Stated task: Reproduce each of the following rows verbatim, without any alteration.

Element box annotations:
----------------
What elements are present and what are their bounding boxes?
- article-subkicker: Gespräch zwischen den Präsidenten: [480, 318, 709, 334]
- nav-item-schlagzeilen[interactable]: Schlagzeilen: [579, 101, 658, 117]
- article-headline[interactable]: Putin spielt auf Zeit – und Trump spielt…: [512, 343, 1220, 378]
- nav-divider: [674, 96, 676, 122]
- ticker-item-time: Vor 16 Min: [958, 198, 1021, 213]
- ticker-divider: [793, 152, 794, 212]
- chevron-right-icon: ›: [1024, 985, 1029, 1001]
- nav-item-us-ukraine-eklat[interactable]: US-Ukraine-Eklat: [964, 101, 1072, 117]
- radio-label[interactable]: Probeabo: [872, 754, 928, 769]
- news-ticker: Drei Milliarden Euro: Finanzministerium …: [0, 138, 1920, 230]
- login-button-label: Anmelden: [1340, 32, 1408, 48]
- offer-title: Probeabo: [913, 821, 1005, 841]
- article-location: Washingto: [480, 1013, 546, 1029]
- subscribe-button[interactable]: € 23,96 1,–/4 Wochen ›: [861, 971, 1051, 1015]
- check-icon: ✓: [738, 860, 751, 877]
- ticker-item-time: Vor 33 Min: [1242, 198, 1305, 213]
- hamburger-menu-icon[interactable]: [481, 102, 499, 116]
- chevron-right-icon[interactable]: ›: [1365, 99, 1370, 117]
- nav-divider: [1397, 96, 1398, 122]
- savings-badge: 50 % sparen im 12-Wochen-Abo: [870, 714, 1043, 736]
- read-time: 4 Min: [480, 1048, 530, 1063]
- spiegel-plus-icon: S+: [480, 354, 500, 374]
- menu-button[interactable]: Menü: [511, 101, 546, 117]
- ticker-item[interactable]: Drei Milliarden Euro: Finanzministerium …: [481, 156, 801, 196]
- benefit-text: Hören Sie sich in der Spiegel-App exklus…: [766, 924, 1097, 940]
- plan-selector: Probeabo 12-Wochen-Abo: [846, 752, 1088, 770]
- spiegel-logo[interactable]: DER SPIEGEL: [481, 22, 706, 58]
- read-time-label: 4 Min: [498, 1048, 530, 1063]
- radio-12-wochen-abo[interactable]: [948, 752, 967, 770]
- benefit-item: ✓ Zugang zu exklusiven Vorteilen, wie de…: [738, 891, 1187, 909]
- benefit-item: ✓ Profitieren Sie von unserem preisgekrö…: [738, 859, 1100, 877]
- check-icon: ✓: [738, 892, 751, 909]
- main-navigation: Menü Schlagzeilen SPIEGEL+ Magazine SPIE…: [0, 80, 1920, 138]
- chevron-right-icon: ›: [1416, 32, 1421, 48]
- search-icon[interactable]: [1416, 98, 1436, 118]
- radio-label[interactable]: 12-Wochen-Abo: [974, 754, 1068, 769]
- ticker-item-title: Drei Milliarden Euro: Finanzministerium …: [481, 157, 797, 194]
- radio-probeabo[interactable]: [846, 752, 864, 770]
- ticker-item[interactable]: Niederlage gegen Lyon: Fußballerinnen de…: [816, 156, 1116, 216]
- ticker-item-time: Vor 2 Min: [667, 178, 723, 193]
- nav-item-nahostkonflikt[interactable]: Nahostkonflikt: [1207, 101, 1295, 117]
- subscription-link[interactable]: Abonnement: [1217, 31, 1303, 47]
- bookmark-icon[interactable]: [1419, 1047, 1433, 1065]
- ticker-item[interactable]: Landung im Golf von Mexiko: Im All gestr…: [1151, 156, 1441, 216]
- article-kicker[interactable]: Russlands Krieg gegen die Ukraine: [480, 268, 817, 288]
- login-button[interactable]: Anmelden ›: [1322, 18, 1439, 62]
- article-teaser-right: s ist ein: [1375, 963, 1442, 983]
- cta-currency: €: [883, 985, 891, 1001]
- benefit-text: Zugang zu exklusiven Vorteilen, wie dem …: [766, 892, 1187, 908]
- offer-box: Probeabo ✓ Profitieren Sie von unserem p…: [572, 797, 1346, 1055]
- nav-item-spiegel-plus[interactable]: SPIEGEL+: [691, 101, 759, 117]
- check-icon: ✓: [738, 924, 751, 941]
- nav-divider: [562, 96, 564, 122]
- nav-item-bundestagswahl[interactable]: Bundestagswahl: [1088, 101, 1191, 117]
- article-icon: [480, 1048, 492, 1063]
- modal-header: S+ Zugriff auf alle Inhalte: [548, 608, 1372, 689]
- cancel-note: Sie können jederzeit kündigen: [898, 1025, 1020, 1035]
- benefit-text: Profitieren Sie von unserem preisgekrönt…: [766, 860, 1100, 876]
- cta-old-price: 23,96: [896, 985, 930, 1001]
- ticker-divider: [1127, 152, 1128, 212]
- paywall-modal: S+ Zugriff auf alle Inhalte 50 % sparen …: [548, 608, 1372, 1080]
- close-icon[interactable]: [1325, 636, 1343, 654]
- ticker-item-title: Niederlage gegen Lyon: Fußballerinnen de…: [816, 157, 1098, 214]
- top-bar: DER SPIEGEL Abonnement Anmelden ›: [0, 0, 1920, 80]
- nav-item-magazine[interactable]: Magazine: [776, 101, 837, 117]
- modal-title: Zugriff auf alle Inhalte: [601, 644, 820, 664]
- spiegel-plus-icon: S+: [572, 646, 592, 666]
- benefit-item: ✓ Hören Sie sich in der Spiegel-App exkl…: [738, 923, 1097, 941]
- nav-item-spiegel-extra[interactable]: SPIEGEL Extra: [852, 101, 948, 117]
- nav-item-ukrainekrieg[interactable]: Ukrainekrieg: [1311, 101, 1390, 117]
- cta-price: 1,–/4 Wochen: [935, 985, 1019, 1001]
----------------
Expected answer:
What elements are present and what are their bounding boxes?
- article-subkicker: Gespräch zwischen den Präsidenten: [480, 318, 709, 334]
- nav-item-schlagzeilen[interactable]: Schlagzeilen: [579, 101, 658, 117]
- article-headline[interactable]: Putin spielt auf Zeit – und Trump spielt…: [512, 343, 1220, 378]
- nav-divider: [674, 96, 676, 122]
- ticker-item-time: Vor 16 Min: [958, 198, 1021, 213]
- ticker-divider: [793, 152, 794, 212]
- chevron-right-icon: ›: [1024, 985, 1029, 1001]
- nav-item-us-ukraine-eklat[interactable]: US-Ukraine-Eklat: [964, 101, 1072, 117]
- radio-label[interactable]: Probeabo: [872, 754, 928, 769]
- news-ticker: Drei Milliarden Euro: Finanzministerium …: [0, 138, 1920, 230]
- login-button-label: Anmelden: [1340, 32, 1408, 48]
- offer-title: Probeabo: [913, 821, 1005, 841]
- article-location: Washingto: [480, 1013, 546, 1029]
- subscribe-button[interactable]: € 23,96 1,–/4 Wochen ›: [861, 971, 1051, 1015]
- check-icon: ✓: [738, 860, 751, 877]
- ticker-item-time: Vor 33 Min: [1242, 198, 1305, 213]
- hamburger-menu-icon[interactable]: [481, 102, 499, 116]
- chevron-right-icon[interactable]: ›: [1365, 99, 1370, 117]
- nav-divider: [1397, 96, 1398, 122]
- savings-badge: 50 % sparen im 12-Wochen-Abo: [870, 714, 1043, 736]
- read-time: 4 Min: [480, 1048, 530, 1063]
- spiegel-plus-icon: S+: [480, 354, 500, 374]
- menu-button[interactable]: Menü: [511, 101, 546, 117]
- ticker-item[interactable]: Drei Milliarden Euro: Finanzministerium …: [481, 156, 801, 196]
- benefit-text: Hören Sie sich in der Spiegel-App exklus…: [766, 924, 1097, 940]
- plan-selector: Probeabo 12-Wochen-Abo: [846, 752, 1088, 770]
- spiegel-logo[interactable]: DER SPIEGEL: [481, 22, 706, 58]
- read-time-label: 4 Min: [498, 1048, 530, 1063]
- radio-12-wochen-abo[interactable]: [948, 752, 967, 770]
- benefit-item: ✓ Zugang zu exklusiven Vorteilen, wie de…: [738, 891, 1187, 909]
- benefit-item: ✓ Profitieren Sie von unserem preisgekrö…: [738, 859, 1100, 877]
- check-icon: ✓: [738, 892, 751, 909]
- main-navigation: Menü Schlagzeilen SPIEGEL+ Magazine SPIE…: [0, 80, 1920, 138]
- chevron-right-icon: ›: [1416, 32, 1421, 48]
- search-icon[interactable]: [1416, 98, 1436, 118]
- radio-label[interactable]: 12-Wochen-Abo: [974, 754, 1068, 769]
- ticker-item-title: Drei Milliarden Euro: Finanzministerium …: [481, 157, 797, 194]
- radio-probeabo[interactable]: [846, 752, 864, 770]
- ticker-item[interactable]: Niederlage gegen Lyon: Fußballerinnen de…: [816, 156, 1116, 216]
- ticker-item-time: Vor 2 Min: [667, 178, 723, 193]
- nav-item-nahostkonflikt[interactable]: Nahostkonflikt: [1207, 101, 1295, 117]
- subscription-link[interactable]: Abonnement: [1217, 31, 1303, 47]
- bookmark-icon[interactable]: [1419, 1047, 1433, 1065]
- ticker-item[interactable]: Landung im Golf von Mexiko: Im All gestr…: [1151, 156, 1441, 216]
- article-kicker[interactable]: Russlands Krieg gegen die Ukraine: [480, 268, 817, 288]
- login-button[interactable]: Anmelden ›: [1322, 18, 1439, 62]
- article-teaser-right: s ist ein: [1375, 963, 1442, 983]
- cta-currency: €: [883, 985, 891, 1001]
- benefit-text: Zugang zu exklusiven Vorteilen, wie dem …: [766, 892, 1187, 908]
- offer-box: Probeabo ✓ Profitieren Sie von unserem p…: [572, 797, 1346, 1055]
- nav-item-spiegel-plus[interactable]: SPIEGEL+: [691, 101, 759, 117]
- check-icon: ✓: [738, 924, 751, 941]
- nav-divider: [562, 96, 564, 122]
- nav-item-bundestagswahl[interactable]: Bundestagswahl: [1088, 101, 1191, 117]
- article-icon: [480, 1048, 492, 1063]
- modal-header: S+ Zugriff auf alle Inhalte: [548, 608, 1372, 689]
- cancel-note: Sie können jederzeit kündigen: [898, 1025, 1020, 1035]
- benefit-text: Profitieren Sie von unserem preisgekrönt…: [766, 860, 1100, 876]
- cta-old-price: 23,96: [896, 985, 930, 1001]
- ticker-divider: [1127, 152, 1128, 212]
- paywall-modal: S+ Zugriff auf alle Inhalte 50 % sparen …: [548, 608, 1372, 1080]
- close-icon[interactable]: [1325, 636, 1343, 654]
- ticker-item-title: Niederlage gegen Lyon: Fußballerinnen de…: [816, 157, 1098, 214]
- top-bar: DER SPIEGEL Abonnement Anmelden ›: [0, 0, 1920, 80]
- nav-item-magazine[interactable]: Magazine: [776, 101, 837, 117]
- modal-title: Zugriff auf alle Inhalte: [601, 644, 820, 664]
- spiegel-plus-icon: S+: [572, 646, 592, 666]
- benefit-item: ✓ Hören Sie sich in der Spiegel-App exkl…: [738, 923, 1097, 941]
- nav-item-spiegel-extra[interactable]: SPIEGEL Extra: [852, 101, 948, 117]
- nav-item-ukrainekrieg[interactable]: Ukrainekrieg: [1311, 101, 1390, 117]
- cta-price: 1,–/4 Wochen: [935, 985, 1019, 1001]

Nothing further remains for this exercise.